======== Data to use ========

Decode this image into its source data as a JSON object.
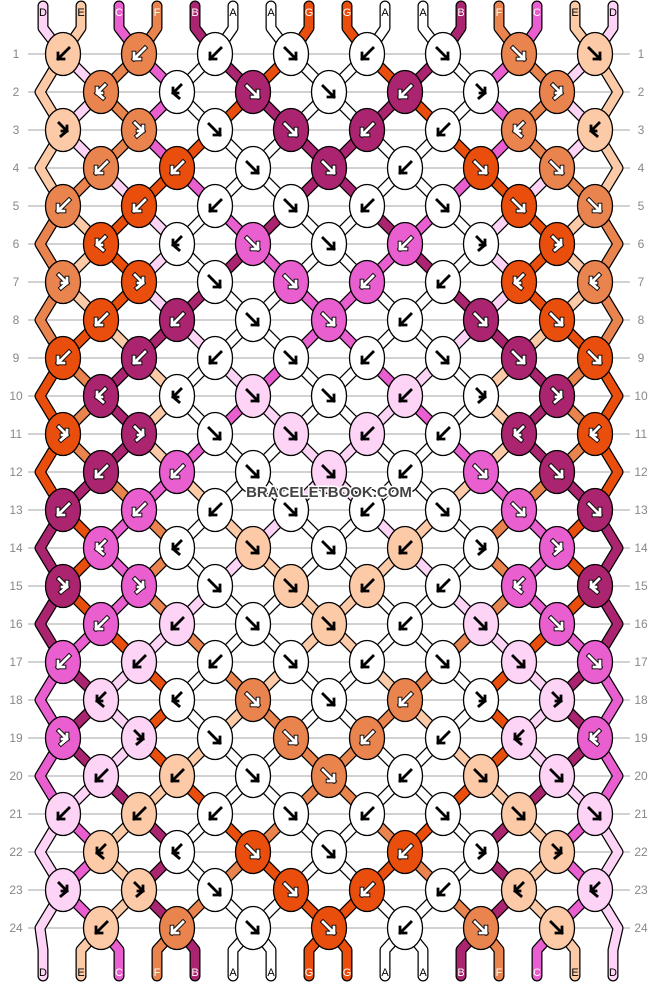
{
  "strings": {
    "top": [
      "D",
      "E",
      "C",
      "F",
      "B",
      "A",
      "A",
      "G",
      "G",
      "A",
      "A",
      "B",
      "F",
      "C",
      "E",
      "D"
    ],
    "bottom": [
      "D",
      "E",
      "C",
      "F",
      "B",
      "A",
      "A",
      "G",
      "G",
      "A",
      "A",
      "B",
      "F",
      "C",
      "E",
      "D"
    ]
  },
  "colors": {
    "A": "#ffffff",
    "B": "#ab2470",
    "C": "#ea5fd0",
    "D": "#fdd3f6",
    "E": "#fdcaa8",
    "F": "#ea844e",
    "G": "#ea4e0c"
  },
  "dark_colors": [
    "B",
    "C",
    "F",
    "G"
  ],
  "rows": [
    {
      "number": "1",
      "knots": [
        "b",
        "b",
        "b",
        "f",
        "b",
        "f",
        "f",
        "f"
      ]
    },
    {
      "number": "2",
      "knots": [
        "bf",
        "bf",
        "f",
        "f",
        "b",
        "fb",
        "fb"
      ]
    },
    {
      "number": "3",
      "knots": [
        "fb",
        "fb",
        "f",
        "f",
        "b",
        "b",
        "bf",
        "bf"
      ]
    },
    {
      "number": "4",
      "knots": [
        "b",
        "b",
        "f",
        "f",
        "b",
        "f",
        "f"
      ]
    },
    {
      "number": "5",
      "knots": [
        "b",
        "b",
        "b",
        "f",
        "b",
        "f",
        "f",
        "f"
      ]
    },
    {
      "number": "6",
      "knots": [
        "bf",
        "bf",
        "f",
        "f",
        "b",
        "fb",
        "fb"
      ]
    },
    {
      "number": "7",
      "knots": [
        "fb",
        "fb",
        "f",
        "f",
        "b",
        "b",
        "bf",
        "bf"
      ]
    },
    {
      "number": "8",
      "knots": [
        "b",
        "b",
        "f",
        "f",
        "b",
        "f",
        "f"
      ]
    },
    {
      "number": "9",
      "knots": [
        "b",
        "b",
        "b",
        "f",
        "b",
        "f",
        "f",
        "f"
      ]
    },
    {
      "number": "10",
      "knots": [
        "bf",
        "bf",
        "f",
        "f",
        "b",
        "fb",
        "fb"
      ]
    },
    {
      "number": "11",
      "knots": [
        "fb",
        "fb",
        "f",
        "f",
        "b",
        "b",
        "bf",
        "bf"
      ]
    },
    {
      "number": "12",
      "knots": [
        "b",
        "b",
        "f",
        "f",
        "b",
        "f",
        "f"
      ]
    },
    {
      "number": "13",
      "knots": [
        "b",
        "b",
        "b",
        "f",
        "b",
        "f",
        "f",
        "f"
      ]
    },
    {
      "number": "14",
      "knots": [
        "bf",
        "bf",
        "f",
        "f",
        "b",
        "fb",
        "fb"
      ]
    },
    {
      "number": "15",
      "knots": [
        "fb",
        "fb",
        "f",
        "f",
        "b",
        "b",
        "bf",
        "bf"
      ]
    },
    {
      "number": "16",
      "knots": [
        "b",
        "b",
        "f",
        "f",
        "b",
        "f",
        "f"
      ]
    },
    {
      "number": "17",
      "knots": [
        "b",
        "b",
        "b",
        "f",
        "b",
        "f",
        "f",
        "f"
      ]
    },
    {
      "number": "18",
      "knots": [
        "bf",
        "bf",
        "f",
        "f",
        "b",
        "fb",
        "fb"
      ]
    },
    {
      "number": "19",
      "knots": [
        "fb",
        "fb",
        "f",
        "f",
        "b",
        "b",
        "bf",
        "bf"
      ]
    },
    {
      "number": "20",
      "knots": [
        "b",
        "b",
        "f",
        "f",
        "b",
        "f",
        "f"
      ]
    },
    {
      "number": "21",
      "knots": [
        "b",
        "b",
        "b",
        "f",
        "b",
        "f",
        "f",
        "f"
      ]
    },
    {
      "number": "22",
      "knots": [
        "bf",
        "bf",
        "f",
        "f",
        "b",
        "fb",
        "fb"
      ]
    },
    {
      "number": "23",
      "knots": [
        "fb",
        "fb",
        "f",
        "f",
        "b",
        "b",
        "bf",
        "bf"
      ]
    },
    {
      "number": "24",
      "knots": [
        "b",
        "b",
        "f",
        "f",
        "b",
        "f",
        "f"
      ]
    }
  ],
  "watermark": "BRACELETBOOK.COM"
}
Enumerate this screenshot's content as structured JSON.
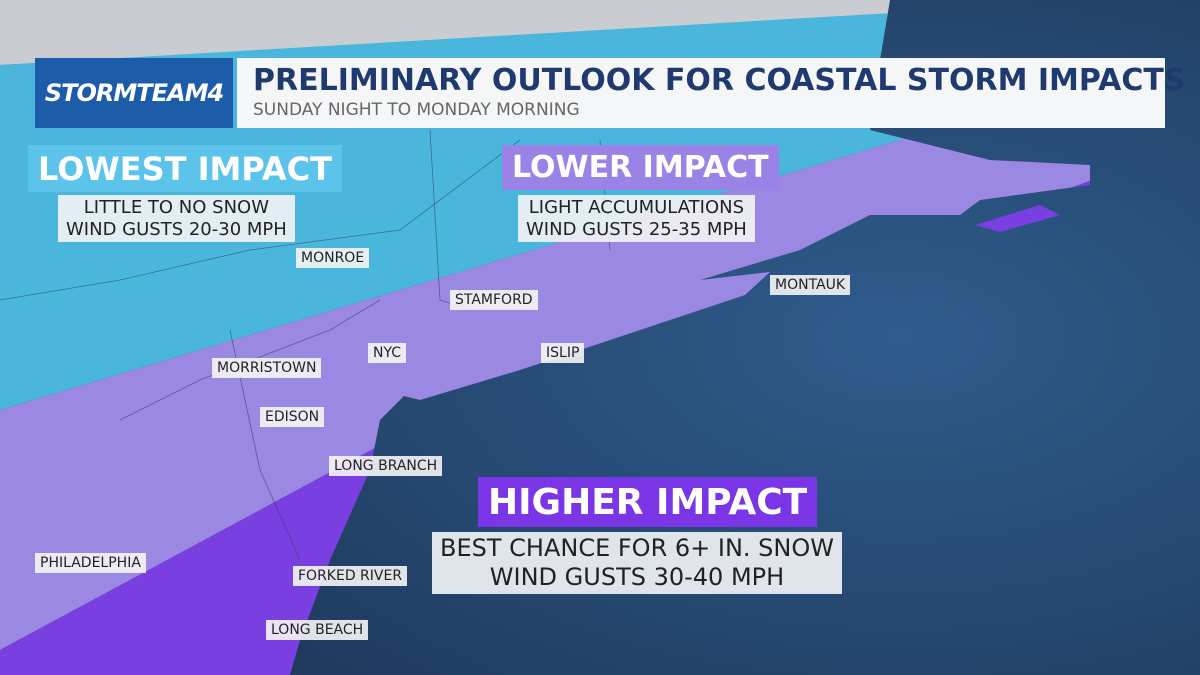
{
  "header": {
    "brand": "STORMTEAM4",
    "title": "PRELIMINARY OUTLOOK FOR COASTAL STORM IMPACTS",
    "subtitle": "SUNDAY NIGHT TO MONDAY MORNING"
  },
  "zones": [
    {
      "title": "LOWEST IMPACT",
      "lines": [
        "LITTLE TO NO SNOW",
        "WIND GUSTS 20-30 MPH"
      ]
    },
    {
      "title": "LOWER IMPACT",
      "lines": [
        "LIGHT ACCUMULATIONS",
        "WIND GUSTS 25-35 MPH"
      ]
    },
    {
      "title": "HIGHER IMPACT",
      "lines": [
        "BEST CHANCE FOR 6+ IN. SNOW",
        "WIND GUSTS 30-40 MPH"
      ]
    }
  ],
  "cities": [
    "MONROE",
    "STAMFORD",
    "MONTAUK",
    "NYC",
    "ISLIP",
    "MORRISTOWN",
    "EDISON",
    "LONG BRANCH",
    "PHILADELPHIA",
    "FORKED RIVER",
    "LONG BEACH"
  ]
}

========
======== Data to use ========

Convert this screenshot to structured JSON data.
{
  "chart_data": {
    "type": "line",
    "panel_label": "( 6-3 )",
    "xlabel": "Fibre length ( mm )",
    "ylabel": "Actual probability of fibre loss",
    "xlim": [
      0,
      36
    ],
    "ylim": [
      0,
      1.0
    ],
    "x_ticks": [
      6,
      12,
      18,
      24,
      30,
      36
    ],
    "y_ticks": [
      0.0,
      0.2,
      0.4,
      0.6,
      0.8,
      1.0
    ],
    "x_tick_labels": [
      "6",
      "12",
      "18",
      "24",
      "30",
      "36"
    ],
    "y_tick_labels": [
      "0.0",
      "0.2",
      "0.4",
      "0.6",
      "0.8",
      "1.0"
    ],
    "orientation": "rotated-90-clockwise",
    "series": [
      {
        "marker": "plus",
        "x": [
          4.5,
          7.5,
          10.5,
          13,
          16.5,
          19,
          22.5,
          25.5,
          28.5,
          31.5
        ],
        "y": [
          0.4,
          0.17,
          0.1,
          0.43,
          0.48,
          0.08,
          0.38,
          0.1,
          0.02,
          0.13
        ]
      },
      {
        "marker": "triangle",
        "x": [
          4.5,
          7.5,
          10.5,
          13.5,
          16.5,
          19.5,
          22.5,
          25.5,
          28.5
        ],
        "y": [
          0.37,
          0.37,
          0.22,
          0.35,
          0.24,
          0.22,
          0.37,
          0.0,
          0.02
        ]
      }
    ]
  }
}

========
======== Data to use ========

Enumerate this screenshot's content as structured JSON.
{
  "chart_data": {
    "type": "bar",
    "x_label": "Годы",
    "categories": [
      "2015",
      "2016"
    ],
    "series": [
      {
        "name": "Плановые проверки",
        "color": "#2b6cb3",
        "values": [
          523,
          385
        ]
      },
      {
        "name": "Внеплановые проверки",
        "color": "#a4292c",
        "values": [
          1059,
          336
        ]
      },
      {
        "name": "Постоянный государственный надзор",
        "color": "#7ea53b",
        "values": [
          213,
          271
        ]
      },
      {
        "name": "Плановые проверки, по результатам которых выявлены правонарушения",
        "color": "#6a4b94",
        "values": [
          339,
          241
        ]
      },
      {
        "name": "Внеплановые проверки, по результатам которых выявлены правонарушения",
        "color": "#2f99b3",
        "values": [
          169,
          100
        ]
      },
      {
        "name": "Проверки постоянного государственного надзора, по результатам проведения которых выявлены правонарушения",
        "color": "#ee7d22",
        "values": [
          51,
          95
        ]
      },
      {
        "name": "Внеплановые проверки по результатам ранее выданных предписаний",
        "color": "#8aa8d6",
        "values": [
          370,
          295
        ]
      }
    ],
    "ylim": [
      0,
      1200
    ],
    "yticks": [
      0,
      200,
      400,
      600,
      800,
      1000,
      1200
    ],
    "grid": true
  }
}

========

■ Given instruction: Go through the records. Copy each line where "this" appears.

■ The reply:
Decode this image into its source data as a JSON object.
Enumerate this screenshot's content as structured JSON.
Convert this screenshot to structured JSON data.
Enumerate this screenshot's content as structured JSON.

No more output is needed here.